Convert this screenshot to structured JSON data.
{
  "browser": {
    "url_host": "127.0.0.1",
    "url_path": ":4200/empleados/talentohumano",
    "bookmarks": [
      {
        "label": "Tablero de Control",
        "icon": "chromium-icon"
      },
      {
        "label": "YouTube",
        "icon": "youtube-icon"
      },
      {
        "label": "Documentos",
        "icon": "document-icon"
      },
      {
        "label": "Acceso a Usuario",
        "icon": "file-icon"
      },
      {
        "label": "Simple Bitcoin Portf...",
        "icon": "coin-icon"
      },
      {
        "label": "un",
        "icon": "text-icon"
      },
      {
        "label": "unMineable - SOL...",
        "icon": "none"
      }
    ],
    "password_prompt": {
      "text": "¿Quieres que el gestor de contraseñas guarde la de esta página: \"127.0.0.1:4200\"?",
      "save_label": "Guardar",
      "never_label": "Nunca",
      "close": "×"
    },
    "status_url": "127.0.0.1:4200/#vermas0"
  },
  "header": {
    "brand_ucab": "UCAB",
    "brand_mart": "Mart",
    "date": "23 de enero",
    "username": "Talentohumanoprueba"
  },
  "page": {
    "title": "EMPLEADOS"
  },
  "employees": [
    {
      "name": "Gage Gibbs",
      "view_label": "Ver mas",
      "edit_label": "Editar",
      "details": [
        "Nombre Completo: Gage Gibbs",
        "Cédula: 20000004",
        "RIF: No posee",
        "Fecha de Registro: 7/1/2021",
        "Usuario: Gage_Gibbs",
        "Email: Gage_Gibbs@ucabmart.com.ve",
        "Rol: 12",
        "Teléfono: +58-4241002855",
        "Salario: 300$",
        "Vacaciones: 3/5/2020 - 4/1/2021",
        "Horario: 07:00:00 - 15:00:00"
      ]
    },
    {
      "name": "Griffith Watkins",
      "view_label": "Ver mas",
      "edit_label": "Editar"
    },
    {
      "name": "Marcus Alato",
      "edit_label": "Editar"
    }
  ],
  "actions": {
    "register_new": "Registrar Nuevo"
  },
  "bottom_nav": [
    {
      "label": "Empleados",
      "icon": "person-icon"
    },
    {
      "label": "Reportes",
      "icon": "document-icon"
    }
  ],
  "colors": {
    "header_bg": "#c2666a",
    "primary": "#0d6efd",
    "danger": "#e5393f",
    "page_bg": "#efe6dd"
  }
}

WHAT YOU SHOULD DO: Repeat each record exactly, leaving nothing out.

CORRECT RESULT:
Convert this screenshot to structured JSON data.
{
  "browser": {
    "url_host": "127.0.0.1",
    "url_path": ":4200/empleados/talentohumano",
    "bookmarks": [
      {
        "label": "Tablero de Control",
        "icon": "chromium-icon"
      },
      {
        "label": "YouTube",
        "icon": "youtube-icon"
      },
      {
        "label": "Documentos",
        "icon": "document-icon"
      },
      {
        "label": "Acceso a Usuario",
        "icon": "file-icon"
      },
      {
        "label": "Simple Bitcoin Portf...",
        "icon": "coin-icon"
      },
      {
        "label": "un",
        "icon": "text-icon"
      },
      {
        "label": "unMineable - SOL...",
        "icon": "none"
      }
    ],
    "password_prompt": {
      "text": "¿Quieres que el gestor de contraseñas guarde la de esta página: \"127.0.0.1:4200\"?",
      "save_label": "Guardar",
      "never_label": "Nunca",
      "close": "×"
    },
    "status_url": "127.0.0.1:4200/#vermas0"
  },
  "header": {
    "brand_ucab": "UCAB",
    "brand_mart": "Mart",
    "date": "23 de enero",
    "username": "Talentohumanoprueba"
  },
  "page": {
    "title": "EMPLEADOS"
  },
  "employees": [
    {
      "name": "Gage Gibbs",
      "view_label": "Ver mas",
      "edit_label": "Editar",
      "details": [
        "Nombre Completo: Gage Gibbs",
        "Cédula: 20000004",
        "RIF: No posee",
        "Fecha de Registro: 7/1/2021",
        "Usuario: Gage_Gibbs",
        "Email: Gage_Gibbs@ucabmart.com.ve",
        "Rol: 12",
        "Teléfono: +58-4241002855",
        "Salario: 300$",
        "Vacaciones: 3/5/2020 - 4/1/2021",
        "Horario: 07:00:00 - 15:00:00"
      ]
    },
    {
      "name": "Griffith Watkins",
      "view_label": "Ver mas",
      "edit_label": "Editar"
    },
    {
      "name": "Marcus Alato",
      "edit_label": "Editar"
    }
  ],
  "actions": {
    "register_new": "Registrar Nuevo"
  },
  "bottom_nav": [
    {
      "label": "Empleados",
      "icon": "person-icon"
    },
    {
      "label": "Reportes",
      "icon": "document-icon"
    }
  ],
  "colors": {
    "header_bg": "#c2666a",
    "primary": "#0d6efd",
    "danger": "#e5393f",
    "page_bg": "#efe6dd"
  }
}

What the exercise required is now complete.